Return the listing word for word, as given.

•••

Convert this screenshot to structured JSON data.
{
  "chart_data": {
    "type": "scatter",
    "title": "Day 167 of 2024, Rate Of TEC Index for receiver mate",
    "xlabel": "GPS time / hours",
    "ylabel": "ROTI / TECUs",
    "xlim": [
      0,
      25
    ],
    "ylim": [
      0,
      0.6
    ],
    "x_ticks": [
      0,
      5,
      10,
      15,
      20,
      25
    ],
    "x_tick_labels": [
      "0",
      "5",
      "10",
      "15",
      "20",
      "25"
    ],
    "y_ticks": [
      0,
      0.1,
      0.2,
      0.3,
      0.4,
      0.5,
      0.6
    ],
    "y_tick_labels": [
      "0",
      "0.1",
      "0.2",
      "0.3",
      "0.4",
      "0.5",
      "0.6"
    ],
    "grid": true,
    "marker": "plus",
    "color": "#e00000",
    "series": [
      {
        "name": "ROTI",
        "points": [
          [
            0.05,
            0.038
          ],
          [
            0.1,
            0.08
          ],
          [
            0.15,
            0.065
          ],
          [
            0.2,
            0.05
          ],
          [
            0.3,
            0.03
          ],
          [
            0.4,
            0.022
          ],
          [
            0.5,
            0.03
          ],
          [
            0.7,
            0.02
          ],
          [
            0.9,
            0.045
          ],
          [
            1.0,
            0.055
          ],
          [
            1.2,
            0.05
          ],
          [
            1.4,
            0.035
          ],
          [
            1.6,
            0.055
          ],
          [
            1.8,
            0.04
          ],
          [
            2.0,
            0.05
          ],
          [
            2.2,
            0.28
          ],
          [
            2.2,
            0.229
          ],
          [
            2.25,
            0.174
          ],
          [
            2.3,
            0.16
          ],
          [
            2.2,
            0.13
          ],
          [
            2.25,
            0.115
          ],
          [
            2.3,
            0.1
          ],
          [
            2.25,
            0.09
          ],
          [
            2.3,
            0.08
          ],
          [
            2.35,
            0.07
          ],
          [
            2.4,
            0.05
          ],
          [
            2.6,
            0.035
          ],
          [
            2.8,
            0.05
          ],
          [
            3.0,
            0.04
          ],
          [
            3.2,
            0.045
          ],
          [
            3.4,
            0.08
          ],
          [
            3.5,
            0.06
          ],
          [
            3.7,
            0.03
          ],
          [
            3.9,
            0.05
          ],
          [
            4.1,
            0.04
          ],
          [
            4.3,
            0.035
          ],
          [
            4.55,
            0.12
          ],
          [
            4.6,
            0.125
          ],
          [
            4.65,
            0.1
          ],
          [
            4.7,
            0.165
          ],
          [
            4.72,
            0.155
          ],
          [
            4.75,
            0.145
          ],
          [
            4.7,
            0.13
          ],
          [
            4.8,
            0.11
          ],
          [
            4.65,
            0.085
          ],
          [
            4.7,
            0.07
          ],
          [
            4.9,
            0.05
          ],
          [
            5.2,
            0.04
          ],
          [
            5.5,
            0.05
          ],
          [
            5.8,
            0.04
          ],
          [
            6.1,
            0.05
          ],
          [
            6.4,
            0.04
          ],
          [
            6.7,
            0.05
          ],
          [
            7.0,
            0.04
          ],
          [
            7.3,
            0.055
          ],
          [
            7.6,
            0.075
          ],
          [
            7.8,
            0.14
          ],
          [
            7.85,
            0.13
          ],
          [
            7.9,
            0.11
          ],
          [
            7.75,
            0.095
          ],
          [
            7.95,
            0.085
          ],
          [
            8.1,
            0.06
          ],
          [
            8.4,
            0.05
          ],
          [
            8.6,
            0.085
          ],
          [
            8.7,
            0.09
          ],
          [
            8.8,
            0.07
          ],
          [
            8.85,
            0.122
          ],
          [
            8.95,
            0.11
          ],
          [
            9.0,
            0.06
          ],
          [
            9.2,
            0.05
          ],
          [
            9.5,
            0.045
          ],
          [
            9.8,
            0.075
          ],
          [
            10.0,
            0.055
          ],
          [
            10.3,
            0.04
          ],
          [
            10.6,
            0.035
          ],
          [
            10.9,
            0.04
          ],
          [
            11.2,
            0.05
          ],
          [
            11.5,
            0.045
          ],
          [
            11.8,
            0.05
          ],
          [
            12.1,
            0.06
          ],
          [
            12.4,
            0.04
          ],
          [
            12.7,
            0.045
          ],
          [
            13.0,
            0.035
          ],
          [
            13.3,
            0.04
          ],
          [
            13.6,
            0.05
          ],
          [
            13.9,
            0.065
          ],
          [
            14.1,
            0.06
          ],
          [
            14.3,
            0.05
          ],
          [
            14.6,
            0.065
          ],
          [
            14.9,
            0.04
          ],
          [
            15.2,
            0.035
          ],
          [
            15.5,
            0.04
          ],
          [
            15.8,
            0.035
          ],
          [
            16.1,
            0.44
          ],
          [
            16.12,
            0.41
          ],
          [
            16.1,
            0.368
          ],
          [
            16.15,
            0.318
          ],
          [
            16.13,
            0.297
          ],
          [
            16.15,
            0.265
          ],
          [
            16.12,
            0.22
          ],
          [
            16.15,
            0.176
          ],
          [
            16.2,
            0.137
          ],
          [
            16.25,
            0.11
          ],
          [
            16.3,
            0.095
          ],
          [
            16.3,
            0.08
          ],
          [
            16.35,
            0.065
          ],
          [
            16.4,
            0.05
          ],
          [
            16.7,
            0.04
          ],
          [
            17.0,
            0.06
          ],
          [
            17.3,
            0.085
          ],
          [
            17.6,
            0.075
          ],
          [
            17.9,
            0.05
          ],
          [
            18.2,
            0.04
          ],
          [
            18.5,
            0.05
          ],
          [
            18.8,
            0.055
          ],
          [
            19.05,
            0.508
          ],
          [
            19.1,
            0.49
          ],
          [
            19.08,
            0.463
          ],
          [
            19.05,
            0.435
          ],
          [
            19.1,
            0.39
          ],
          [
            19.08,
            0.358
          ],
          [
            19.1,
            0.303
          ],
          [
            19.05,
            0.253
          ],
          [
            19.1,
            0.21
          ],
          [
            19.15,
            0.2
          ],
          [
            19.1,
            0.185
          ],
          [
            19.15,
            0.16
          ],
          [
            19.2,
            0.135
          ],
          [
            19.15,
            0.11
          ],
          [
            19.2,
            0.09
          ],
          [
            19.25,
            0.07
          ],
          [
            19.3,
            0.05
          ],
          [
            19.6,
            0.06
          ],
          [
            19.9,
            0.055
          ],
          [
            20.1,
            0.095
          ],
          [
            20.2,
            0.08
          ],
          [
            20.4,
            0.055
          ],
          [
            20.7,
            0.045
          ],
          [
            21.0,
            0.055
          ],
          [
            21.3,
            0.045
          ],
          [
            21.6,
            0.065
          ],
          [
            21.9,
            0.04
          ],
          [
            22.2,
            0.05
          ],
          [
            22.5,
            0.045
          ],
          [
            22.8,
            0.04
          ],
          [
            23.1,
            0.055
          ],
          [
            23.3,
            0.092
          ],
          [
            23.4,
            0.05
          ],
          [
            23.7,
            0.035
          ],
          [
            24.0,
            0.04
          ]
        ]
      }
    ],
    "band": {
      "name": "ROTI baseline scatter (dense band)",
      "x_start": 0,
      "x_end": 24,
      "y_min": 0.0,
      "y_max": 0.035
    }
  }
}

•••

Task answer
Convert this screenshot to structured JSON data.
{
  "chart_data": {
    "type": "scatter",
    "title": "Day 167 of 2024, Rate Of TEC Index for receiver mate",
    "xlabel": "GPS time / hours",
    "ylabel": "ROTI / TECUs",
    "xlim": [
      0,
      25
    ],
    "ylim": [
      0,
      0.6
    ],
    "x_ticks": [
      0,
      5,
      10,
      15,
      20,
      25
    ],
    "x_tick_labels": [
      "0",
      "5",
      "10",
      "15",
      "20",
      "25"
    ],
    "y_ticks": [
      0,
      0.1,
      0.2,
      0.3,
      0.4,
      0.5,
      0.6
    ],
    "y_tick_labels": [
      "0",
      "0.1",
      "0.2",
      "0.3",
      "0.4",
      "0.5",
      "0.6"
    ],
    "grid": true,
    "marker": "plus",
    "color": "#e00000",
    "series": [
      {
        "name": "ROTI",
        "points": [
          [
            0.05,
            0.038
          ],
          [
            0.1,
            0.08
          ],
          [
            0.15,
            0.065
          ],
          [
            0.2,
            0.05
          ],
          [
            0.3,
            0.03
          ],
          [
            0.4,
            0.022
          ],
          [
            0.5,
            0.03
          ],
          [
            0.7,
            0.02
          ],
          [
            0.9,
            0.045
          ],
          [
            1.0,
            0.055
          ],
          [
            1.2,
            0.05
          ],
          [
            1.4,
            0.035
          ],
          [
            1.6,
            0.055
          ],
          [
            1.8,
            0.04
          ],
          [
            2.0,
            0.05
          ],
          [
            2.2,
            0.28
          ],
          [
            2.2,
            0.229
          ],
          [
            2.25,
            0.174
          ],
          [
            2.3,
            0.16
          ],
          [
            2.2,
            0.13
          ],
          [
            2.25,
            0.115
          ],
          [
            2.3,
            0.1
          ],
          [
            2.25,
            0.09
          ],
          [
            2.3,
            0.08
          ],
          [
            2.35,
            0.07
          ],
          [
            2.4,
            0.05
          ],
          [
            2.6,
            0.035
          ],
          [
            2.8,
            0.05
          ],
          [
            3.0,
            0.04
          ],
          [
            3.2,
            0.045
          ],
          [
            3.4,
            0.08
          ],
          [
            3.5,
            0.06
          ],
          [
            3.7,
            0.03
          ],
          [
            3.9,
            0.05
          ],
          [
            4.1,
            0.04
          ],
          [
            4.3,
            0.035
          ],
          [
            4.55,
            0.12
          ],
          [
            4.6,
            0.125
          ],
          [
            4.65,
            0.1
          ],
          [
            4.7,
            0.165
          ],
          [
            4.72,
            0.155
          ],
          [
            4.75,
            0.145
          ],
          [
            4.7,
            0.13
          ],
          [
            4.8,
            0.11
          ],
          [
            4.65,
            0.085
          ],
          [
            4.7,
            0.07
          ],
          [
            4.9,
            0.05
          ],
          [
            5.2,
            0.04
          ],
          [
            5.5,
            0.05
          ],
          [
            5.8,
            0.04
          ],
          [
            6.1,
            0.05
          ],
          [
            6.4,
            0.04
          ],
          [
            6.7,
            0.05
          ],
          [
            7.0,
            0.04
          ],
          [
            7.3,
            0.055
          ],
          [
            7.6,
            0.075
          ],
          [
            7.8,
            0.14
          ],
          [
            7.85,
            0.13
          ],
          [
            7.9,
            0.11
          ],
          [
            7.75,
            0.095
          ],
          [
            7.95,
            0.085
          ],
          [
            8.1,
            0.06
          ],
          [
            8.4,
            0.05
          ],
          [
            8.6,
            0.085
          ],
          [
            8.7,
            0.09
          ],
          [
            8.8,
            0.07
          ],
          [
            8.85,
            0.122
          ],
          [
            8.95,
            0.11
          ],
          [
            9.0,
            0.06
          ],
          [
            9.2,
            0.05
          ],
          [
            9.5,
            0.045
          ],
          [
            9.8,
            0.075
          ],
          [
            10.0,
            0.055
          ],
          [
            10.3,
            0.04
          ],
          [
            10.6,
            0.035
          ],
          [
            10.9,
            0.04
          ],
          [
            11.2,
            0.05
          ],
          [
            11.5,
            0.045
          ],
          [
            11.8,
            0.05
          ],
          [
            12.1,
            0.06
          ],
          [
            12.4,
            0.04
          ],
          [
            12.7,
            0.045
          ],
          [
            13.0,
            0.035
          ],
          [
            13.3,
            0.04
          ],
          [
            13.6,
            0.05
          ],
          [
            13.9,
            0.065
          ],
          [
            14.1,
            0.06
          ],
          [
            14.3,
            0.05
          ],
          [
            14.6,
            0.065
          ],
          [
            14.9,
            0.04
          ],
          [
            15.2,
            0.035
          ],
          [
            15.5,
            0.04
          ],
          [
            15.8,
            0.035
          ],
          [
            16.1,
            0.44
          ],
          [
            16.12,
            0.41
          ],
          [
            16.1,
            0.368
          ],
          [
            16.15,
            0.318
          ],
          [
            16.13,
            0.297
          ],
          [
            16.15,
            0.265
          ],
          [
            16.12,
            0.22
          ],
          [
            16.15,
            0.176
          ],
          [
            16.2,
            0.137
          ],
          [
            16.25,
            0.11
          ],
          [
            16.3,
            0.095
          ],
          [
            16.3,
            0.08
          ],
          [
            16.35,
            0.065
          ],
          [
            16.4,
            0.05
          ],
          [
            16.7,
            0.04
          ],
          [
            17.0,
            0.06
          ],
          [
            17.3,
            0.085
          ],
          [
            17.6,
            0.075
          ],
          [
            17.9,
            0.05
          ],
          [
            18.2,
            0.04
          ],
          [
            18.5,
            0.05
          ],
          [
            18.8,
            0.055
          ],
          [
            19.05,
            0.508
          ],
          [
            19.1,
            0.49
          ],
          [
            19.08,
            0.463
          ],
          [
            19.05,
            0.435
          ],
          [
            19.1,
            0.39
          ],
          [
            19.08,
            0.358
          ],
          [
            19.1,
            0.303
          ],
          [
            19.05,
            0.253
          ],
          [
            19.1,
            0.21
          ],
          [
            19.15,
            0.2
          ],
          [
            19.1,
            0.185
          ],
          [
            19.15,
            0.16
          ],
          [
            19.2,
            0.135
          ],
          [
            19.15,
            0.11
          ],
          [
            19.2,
            0.09
          ],
          [
            19.25,
            0.07
          ],
          [
            19.3,
            0.05
          ],
          [
            19.6,
            0.06
          ],
          [
            19.9,
            0.055
          ],
          [
            20.1,
            0.095
          ],
          [
            20.2,
            0.08
          ],
          [
            20.4,
            0.055
          ],
          [
            20.7,
            0.045
          ],
          [
            21.0,
            0.055
          ],
          [
            21.3,
            0.045
          ],
          [
            21.6,
            0.065
          ],
          [
            21.9,
            0.04
          ],
          [
            22.2,
            0.05
          ],
          [
            22.5,
            0.045
          ],
          [
            22.8,
            0.04
          ],
          [
            23.1,
            0.055
          ],
          [
            23.3,
            0.092
          ],
          [
            23.4,
            0.05
          ],
          [
            23.7,
            0.035
          ],
          [
            24.0,
            0.04
          ]
        ]
      }
    ],
    "band": {
      "name": "ROTI baseline scatter (dense band)",
      "x_start": 0,
      "x_end": 24,
      "y_min": 0.0,
      "y_max": 0.035
    }
  }
}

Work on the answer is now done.